- **EXERCISE PROMPT**:
The records beneath should be printed exactly, and the pictures are to be left out.
◆ ◆ ◆ ◆
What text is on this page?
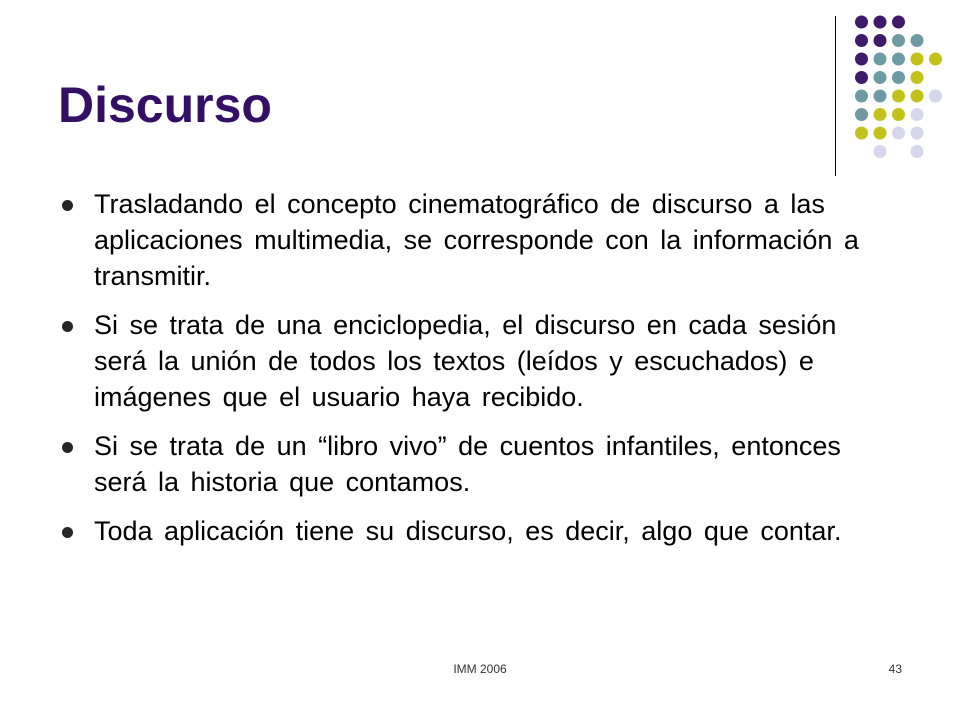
Discurso
Trasladando el concepto cinematográfico de discurso a las aplicaciones multimedia, se corresponde con la información a transmitir.
Si se trata de una enciclopedia, el discurso en cada sesión será la unión de todos los textos (leídos y escuchados) e imágenes que el usuario haya recibido.
Si se trata de un “libro vivo” de cuentos infantiles, entonces será la historia que contamos.
Toda aplicación tiene su discurso, es decir, algo que contar.
IMM 2006	43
◆ ◆ ◆ ◆
- **SOLVED EXERCISE**:
What text is on this page?
Discurso
Trasladando el concepto cinematográfico de discurso a las aplicaciones multimedia, se corresponde con la información a transmitir.
Si se trata de una enciclopedia, el discurso en cada sesión será la unión de todos los textos (leídos y escuchados) e imágenes que el usuario haya recibido.
Si se trata de un “libro vivo” de cuentos infantiles, entonces será la historia que contamos.
Toda aplicación tiene su discurso, es decir, algo que contar.
IMM 2006	43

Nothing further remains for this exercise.